» Directions:
Transcribe the records exactly. Pictures do not belong in the transcription.

» A block of data:
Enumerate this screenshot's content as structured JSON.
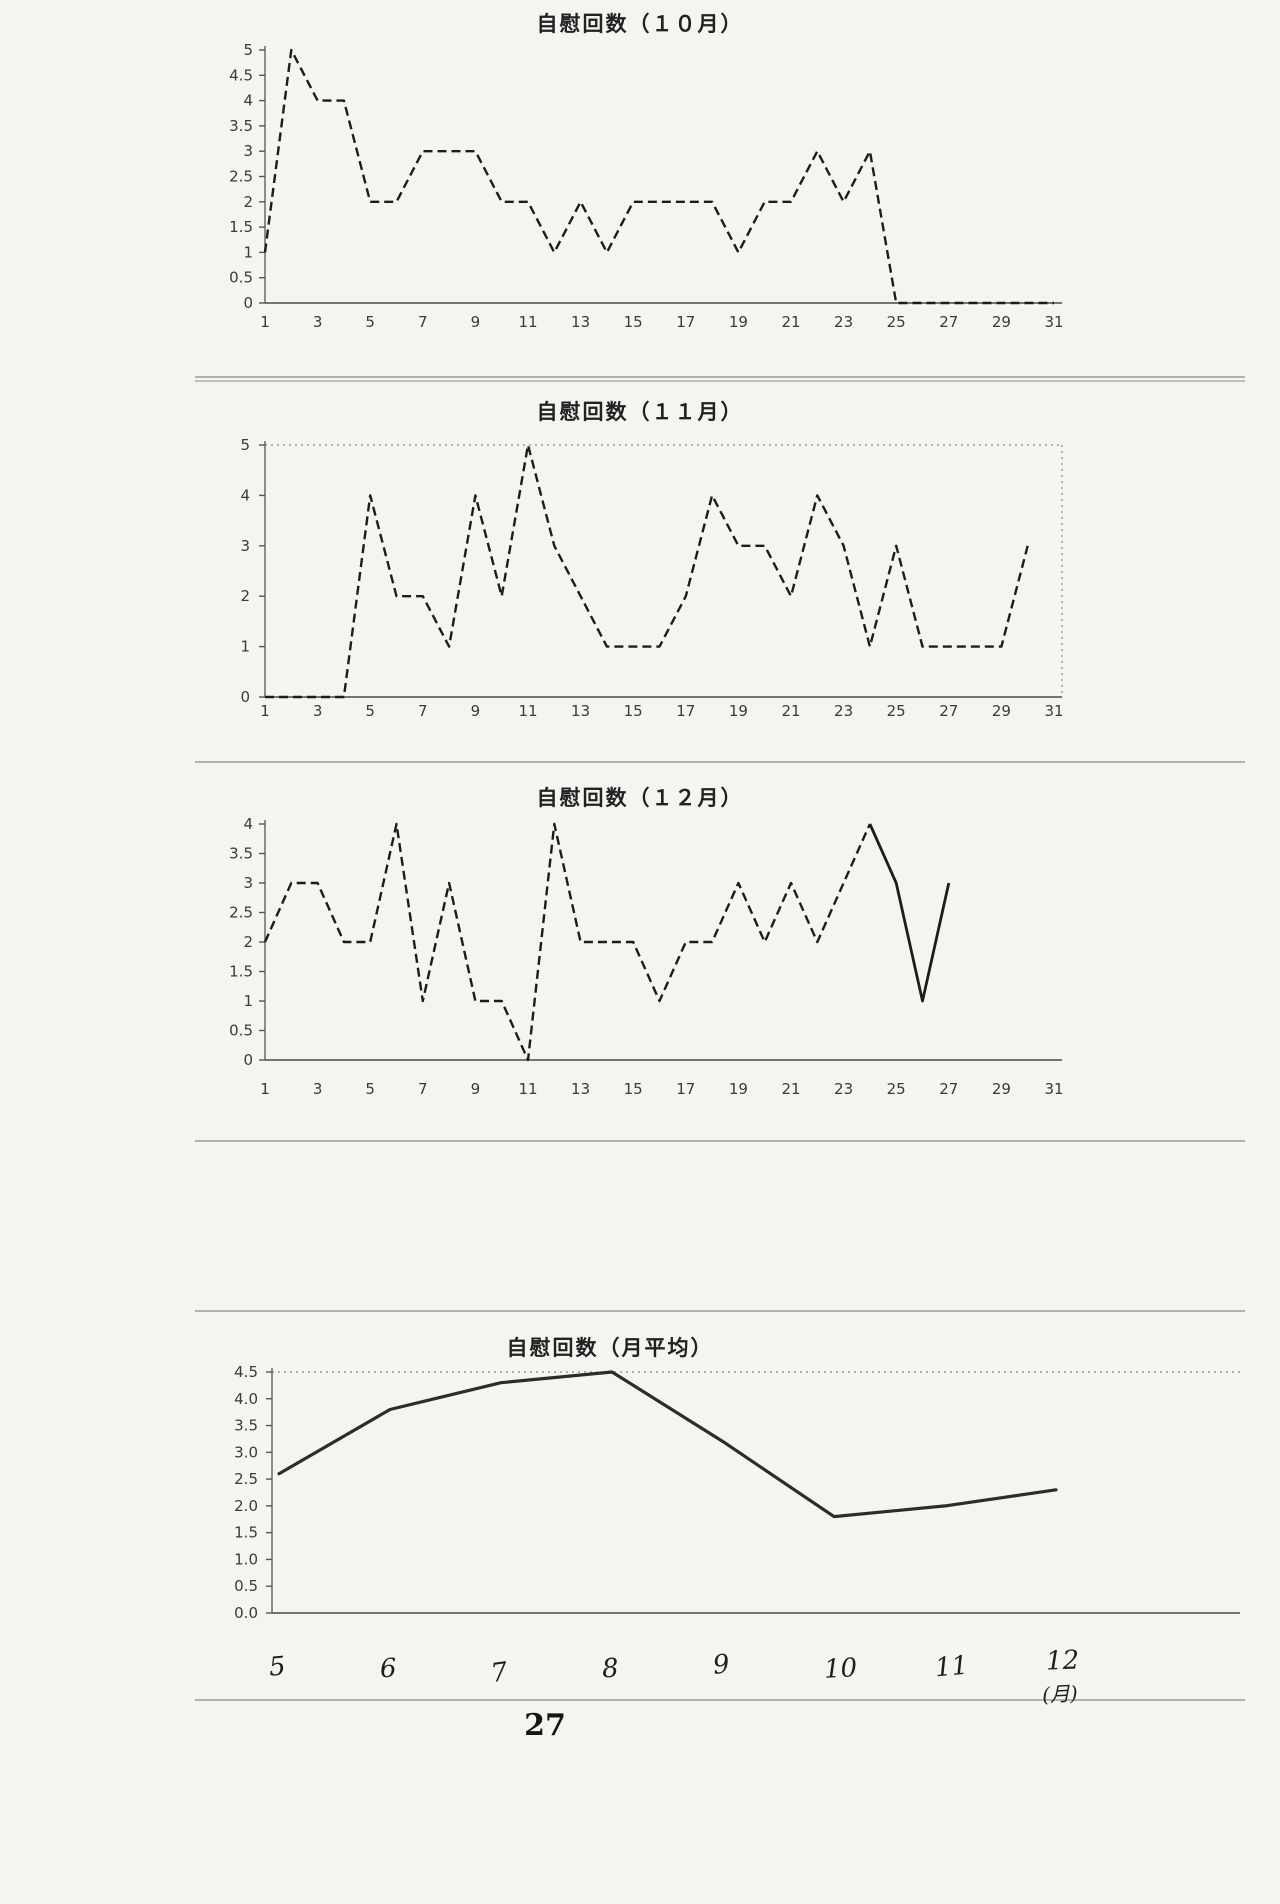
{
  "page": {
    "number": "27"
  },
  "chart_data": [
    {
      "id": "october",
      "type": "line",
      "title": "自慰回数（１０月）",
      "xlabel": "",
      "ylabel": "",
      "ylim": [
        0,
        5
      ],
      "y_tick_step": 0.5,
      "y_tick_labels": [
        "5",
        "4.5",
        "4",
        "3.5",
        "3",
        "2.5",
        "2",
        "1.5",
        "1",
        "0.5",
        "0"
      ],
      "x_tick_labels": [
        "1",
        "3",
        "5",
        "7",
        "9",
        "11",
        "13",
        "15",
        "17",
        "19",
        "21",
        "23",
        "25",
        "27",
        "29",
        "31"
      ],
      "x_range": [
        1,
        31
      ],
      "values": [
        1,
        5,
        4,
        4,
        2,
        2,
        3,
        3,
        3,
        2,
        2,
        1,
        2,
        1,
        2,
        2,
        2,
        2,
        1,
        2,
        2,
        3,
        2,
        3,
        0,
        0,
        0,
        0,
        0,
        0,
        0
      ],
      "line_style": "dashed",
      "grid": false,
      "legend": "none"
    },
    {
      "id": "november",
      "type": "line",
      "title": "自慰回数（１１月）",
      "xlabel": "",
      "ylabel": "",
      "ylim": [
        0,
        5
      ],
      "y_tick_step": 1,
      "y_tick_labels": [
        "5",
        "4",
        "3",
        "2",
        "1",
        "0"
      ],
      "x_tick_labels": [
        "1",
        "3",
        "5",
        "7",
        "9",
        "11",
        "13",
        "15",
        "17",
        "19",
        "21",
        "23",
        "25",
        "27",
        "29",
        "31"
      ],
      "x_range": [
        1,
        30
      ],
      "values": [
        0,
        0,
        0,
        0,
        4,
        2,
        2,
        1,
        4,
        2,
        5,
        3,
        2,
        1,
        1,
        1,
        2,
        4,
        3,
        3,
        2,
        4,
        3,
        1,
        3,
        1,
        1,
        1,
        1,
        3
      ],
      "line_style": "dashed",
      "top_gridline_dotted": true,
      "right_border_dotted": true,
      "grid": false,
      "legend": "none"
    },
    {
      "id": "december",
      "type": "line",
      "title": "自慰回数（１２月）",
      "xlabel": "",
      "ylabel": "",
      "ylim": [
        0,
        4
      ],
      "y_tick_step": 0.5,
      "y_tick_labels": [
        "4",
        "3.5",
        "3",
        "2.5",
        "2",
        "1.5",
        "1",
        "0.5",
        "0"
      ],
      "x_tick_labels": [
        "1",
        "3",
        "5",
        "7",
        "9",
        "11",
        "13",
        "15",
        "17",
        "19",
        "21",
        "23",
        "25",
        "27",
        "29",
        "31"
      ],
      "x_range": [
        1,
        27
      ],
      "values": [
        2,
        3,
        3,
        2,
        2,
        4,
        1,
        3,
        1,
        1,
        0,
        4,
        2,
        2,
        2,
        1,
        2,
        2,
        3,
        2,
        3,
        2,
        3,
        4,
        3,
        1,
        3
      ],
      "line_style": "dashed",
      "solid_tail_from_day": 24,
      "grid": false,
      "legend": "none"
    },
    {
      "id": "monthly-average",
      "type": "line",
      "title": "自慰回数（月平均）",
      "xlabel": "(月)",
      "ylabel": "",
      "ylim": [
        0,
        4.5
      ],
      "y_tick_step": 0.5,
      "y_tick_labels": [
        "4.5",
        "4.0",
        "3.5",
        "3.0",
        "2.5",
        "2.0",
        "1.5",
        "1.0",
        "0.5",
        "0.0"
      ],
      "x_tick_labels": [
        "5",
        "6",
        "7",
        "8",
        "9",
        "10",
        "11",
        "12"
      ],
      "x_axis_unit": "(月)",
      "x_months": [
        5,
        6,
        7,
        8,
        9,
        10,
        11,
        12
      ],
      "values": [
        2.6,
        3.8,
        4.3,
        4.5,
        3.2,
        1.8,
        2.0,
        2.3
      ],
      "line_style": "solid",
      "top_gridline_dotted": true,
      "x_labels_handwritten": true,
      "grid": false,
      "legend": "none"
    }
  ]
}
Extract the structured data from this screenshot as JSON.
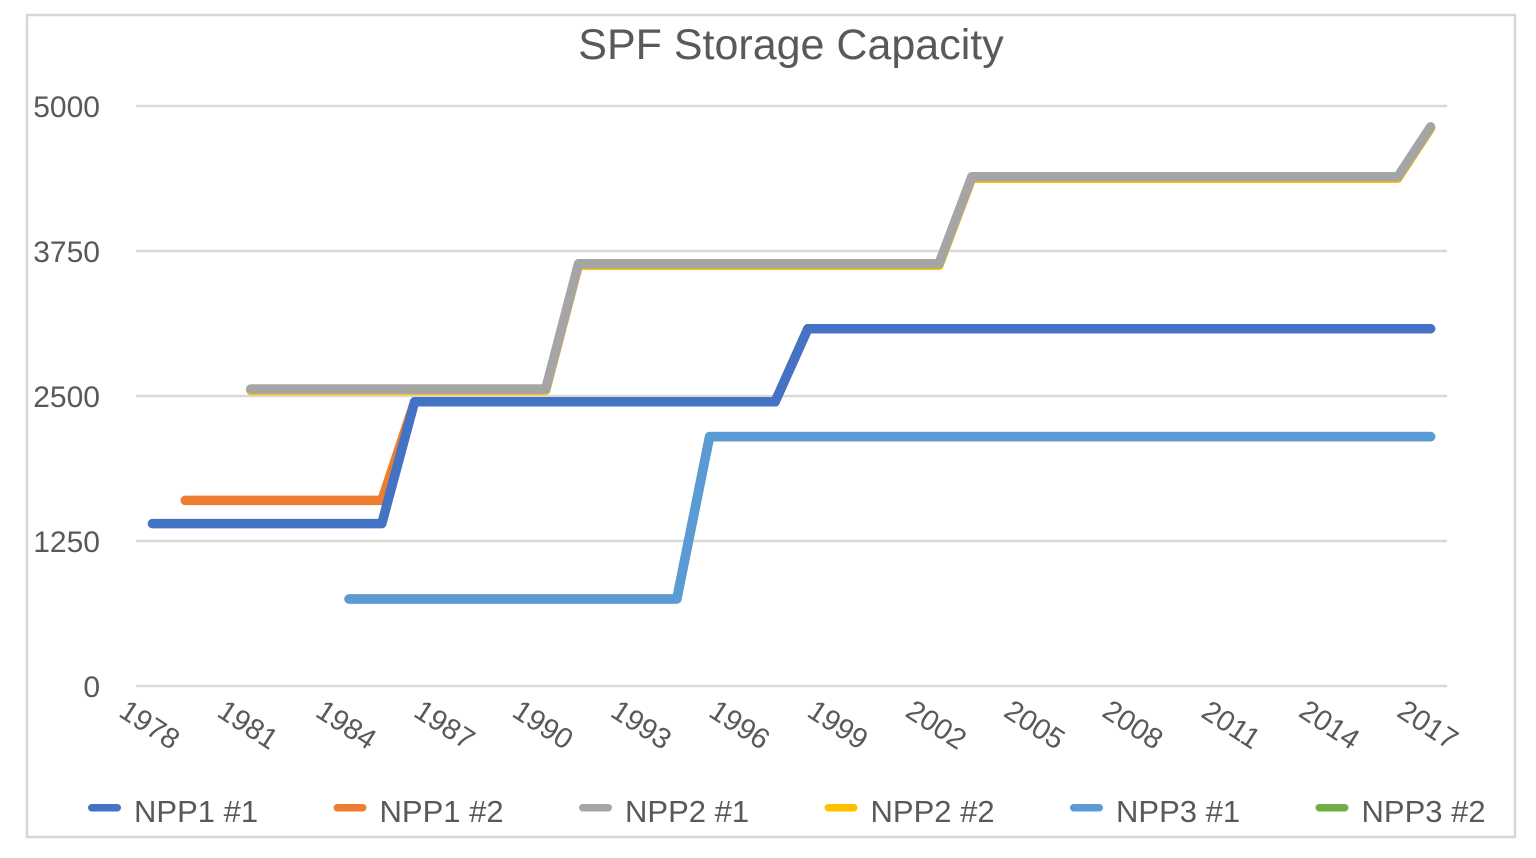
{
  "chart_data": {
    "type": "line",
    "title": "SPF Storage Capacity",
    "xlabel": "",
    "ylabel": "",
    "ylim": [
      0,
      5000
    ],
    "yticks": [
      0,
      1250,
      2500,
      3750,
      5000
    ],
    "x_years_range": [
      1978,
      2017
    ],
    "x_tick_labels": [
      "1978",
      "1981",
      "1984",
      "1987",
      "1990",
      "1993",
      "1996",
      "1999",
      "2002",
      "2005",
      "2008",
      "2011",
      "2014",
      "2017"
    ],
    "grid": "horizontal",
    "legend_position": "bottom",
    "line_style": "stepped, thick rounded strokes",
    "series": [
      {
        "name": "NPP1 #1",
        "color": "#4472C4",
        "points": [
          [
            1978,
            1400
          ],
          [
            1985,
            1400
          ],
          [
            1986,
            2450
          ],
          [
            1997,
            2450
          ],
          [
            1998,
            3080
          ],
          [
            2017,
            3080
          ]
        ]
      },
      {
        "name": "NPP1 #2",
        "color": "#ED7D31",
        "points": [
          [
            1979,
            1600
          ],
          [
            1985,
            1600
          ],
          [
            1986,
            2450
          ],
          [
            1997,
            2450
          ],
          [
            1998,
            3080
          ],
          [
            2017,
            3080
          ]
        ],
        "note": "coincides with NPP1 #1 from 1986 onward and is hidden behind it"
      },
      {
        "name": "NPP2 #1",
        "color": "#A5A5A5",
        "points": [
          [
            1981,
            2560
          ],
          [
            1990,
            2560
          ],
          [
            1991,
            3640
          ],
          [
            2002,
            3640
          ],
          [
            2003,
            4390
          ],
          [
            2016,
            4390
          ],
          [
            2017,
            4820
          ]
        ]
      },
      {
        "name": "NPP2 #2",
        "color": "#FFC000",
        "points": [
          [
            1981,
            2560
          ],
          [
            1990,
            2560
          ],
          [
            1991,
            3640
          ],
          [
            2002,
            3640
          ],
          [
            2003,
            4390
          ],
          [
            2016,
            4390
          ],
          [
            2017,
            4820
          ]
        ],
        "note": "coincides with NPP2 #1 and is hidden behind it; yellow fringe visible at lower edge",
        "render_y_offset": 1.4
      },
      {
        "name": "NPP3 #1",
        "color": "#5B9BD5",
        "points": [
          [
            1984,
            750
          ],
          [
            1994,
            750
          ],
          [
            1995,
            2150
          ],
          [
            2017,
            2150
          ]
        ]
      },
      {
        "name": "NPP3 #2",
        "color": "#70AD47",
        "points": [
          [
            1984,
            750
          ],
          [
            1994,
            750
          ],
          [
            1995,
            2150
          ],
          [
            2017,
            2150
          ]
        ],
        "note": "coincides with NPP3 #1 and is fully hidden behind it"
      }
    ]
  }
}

» Solution:
Enumerate this screenshot's content as structured JSON.
{
  "page": {
    "number": "27"
  },
  "chart_data": [
    {
      "id": "october",
      "type": "line",
      "title": "自慰回数（１０月）",
      "xlabel": "",
      "ylabel": "",
      "ylim": [
        0,
        5
      ],
      "y_tick_step": 0.5,
      "y_tick_labels": [
        "5",
        "4.5",
        "4",
        "3.5",
        "3",
        "2.5",
        "2",
        "1.5",
        "1",
        "0.5",
        "0"
      ],
      "x_tick_labels": [
        "1",
        "3",
        "5",
        "7",
        "9",
        "11",
        "13",
        "15",
        "17",
        "19",
        "21",
        "23",
        "25",
        "27",
        "29",
        "31"
      ],
      "x_range": [
        1,
        31
      ],
      "values": [
        1,
        5,
        4,
        4,
        2,
        2,
        3,
        3,
        3,
        2,
        2,
        1,
        2,
        1,
        2,
        2,
        2,
        2,
        1,
        2,
        2,
        3,
        2,
        3,
        0,
        0,
        0,
        0,
        0,
        0,
        0
      ],
      "line_style": "dashed",
      "grid": false,
      "legend": "none"
    },
    {
      "id": "november",
      "type": "line",
      "title": "自慰回数（１１月）",
      "xlabel": "",
      "ylabel": "",
      "ylim": [
        0,
        5
      ],
      "y_tick_step": 1,
      "y_tick_labels": [
        "5",
        "4",
        "3",
        "2",
        "1",
        "0"
      ],
      "x_tick_labels": [
        "1",
        "3",
        "5",
        "7",
        "9",
        "11",
        "13",
        "15",
        "17",
        "19",
        "21",
        "23",
        "25",
        "27",
        "29",
        "31"
      ],
      "x_range": [
        1,
        30
      ],
      "values": [
        0,
        0,
        0,
        0,
        4,
        2,
        2,
        1,
        4,
        2,
        5,
        3,
        2,
        1,
        1,
        1,
        2,
        4,
        3,
        3,
        2,
        4,
        3,
        1,
        3,
        1,
        1,
        1,
        1,
        3
      ],
      "line_style": "dashed",
      "top_gridline_dotted": true,
      "right_border_dotted": true,
      "grid": false,
      "legend": "none"
    },
    {
      "id": "december",
      "type": "line",
      "title": "自慰回数（１２月）",
      "xlabel": "",
      "ylabel": "",
      "ylim": [
        0,
        4
      ],
      "y_tick_step": 0.5,
      "y_tick_labels": [
        "4",
        "3.5",
        "3",
        "2.5",
        "2",
        "1.5",
        "1",
        "0.5",
        "0"
      ],
      "x_tick_labels": [
        "1",
        "3",
        "5",
        "7",
        "9",
        "11",
        "13",
        "15",
        "17",
        "19",
        "21",
        "23",
        "25",
        "27",
        "29",
        "31"
      ],
      "x_range": [
        1,
        27
      ],
      "values": [
        2,
        3,
        3,
        2,
        2,
        4,
        1,
        3,
        1,
        1,
        0,
        4,
        2,
        2,
        2,
        1,
        2,
        2,
        3,
        2,
        3,
        2,
        3,
        4,
        3,
        1,
        3
      ],
      "line_style": "dashed",
      "solid_tail_from_day": 24,
      "grid": false,
      "legend": "none"
    },
    {
      "id": "monthly-average",
      "type": "line",
      "title": "自慰回数（月平均）",
      "xlabel": "(月)",
      "ylabel": "",
      "ylim": [
        0,
        4.5
      ],
      "y_tick_step": 0.5,
      "y_tick_labels": [
        "4.5",
        "4.0",
        "3.5",
        "3.0",
        "2.5",
        "2.0",
        "1.5",
        "1.0",
        "0.5",
        "0.0"
      ],
      "x_tick_labels": [
        "5",
        "6",
        "7",
        "8",
        "9",
        "10",
        "11",
        "12"
      ],
      "x_axis_unit": "(月)",
      "x_months": [
        5,
        6,
        7,
        8,
        9,
        10,
        11,
        12
      ],
      "values": [
        2.6,
        3.8,
        4.3,
        4.5,
        3.2,
        1.8,
        2.0,
        2.3
      ],
      "line_style": "solid",
      "top_gridline_dotted": true,
      "x_labels_handwritten": true,
      "grid": false,
      "legend": "none"
    }
  ]
}
Extract the structured data from this screenshot as JSON.
{
  "chart_data": {
    "type": "line",
    "title": "SPF Storage Capacity",
    "xlabel": "",
    "ylabel": "",
    "ylim": [
      0,
      5000
    ],
    "yticks": [
      0,
      1250,
      2500,
      3750,
      5000
    ],
    "x_years_range": [
      1978,
      2017
    ],
    "x_tick_labels": [
      "1978",
      "1981",
      "1984",
      "1987",
      "1990",
      "1993",
      "1996",
      "1999",
      "2002",
      "2005",
      "2008",
      "2011",
      "2014",
      "2017"
    ],
    "grid": "horizontal",
    "legend_position": "bottom",
    "line_style": "stepped, thick rounded strokes",
    "series": [
      {
        "name": "NPP1 #1",
        "color": "#4472C4",
        "points": [
          [
            1978,
            1400
          ],
          [
            1985,
            1400
          ],
          [
            1986,
            2450
          ],
          [
            1997,
            2450
          ],
          [
            1998,
            3080
          ],
          [
            2017,
            3080
          ]
        ]
      },
      {
        "name": "NPP1 #2",
        "color": "#ED7D31",
        "points": [
          [
            1979,
            1600
          ],
          [
            1985,
            1600
          ],
          [
            1986,
            2450
          ],
          [
            1997,
            2450
          ],
          [
            1998,
            3080
          ],
          [
            2017,
            3080
          ]
        ],
        "note": "coincides with NPP1 #1 from 1986 onward and is hidden behind it"
      },
      {
        "name": "NPP2 #1",
        "color": "#A5A5A5",
        "points": [
          [
            1981,
            2560
          ],
          [
            1990,
            2560
          ],
          [
            1991,
            3640
          ],
          [
            2002,
            3640
          ],
          [
            2003,
            4390
          ],
          [
            2016,
            4390
          ],
          [
            2017,
            4820
          ]
        ]
      },
      {
        "name": "NPP2 #2",
        "color": "#FFC000",
        "points": [
          [
            1981,
            2560
          ],
          [
            1990,
            2560
          ],
          [
            1991,
            3640
          ],
          [
            2002,
            3640
          ],
          [
            2003,
            4390
          ],
          [
            2016,
            4390
          ],
          [
            2017,
            4820
          ]
        ],
        "note": "coincides with NPP2 #1 and is hidden behind it; yellow fringe visible at lower edge",
        "render_y_offset": 1.4
      },
      {
        "name": "NPP3 #1",
        "color": "#5B9BD5",
        "points": [
          [
            1984,
            750
          ],
          [
            1994,
            750
          ],
          [
            1995,
            2150
          ],
          [
            2017,
            2150
          ]
        ]
      },
      {
        "name": "NPP3 #2",
        "color": "#70AD47",
        "points": [
          [
            1984,
            750
          ],
          [
            1994,
            750
          ],
          [
            1995,
            2150
          ],
          [
            2017,
            2150
          ]
        ],
        "note": "coincides with NPP3 #1 and is fully hidden behind it"
      }
    ]
  }
}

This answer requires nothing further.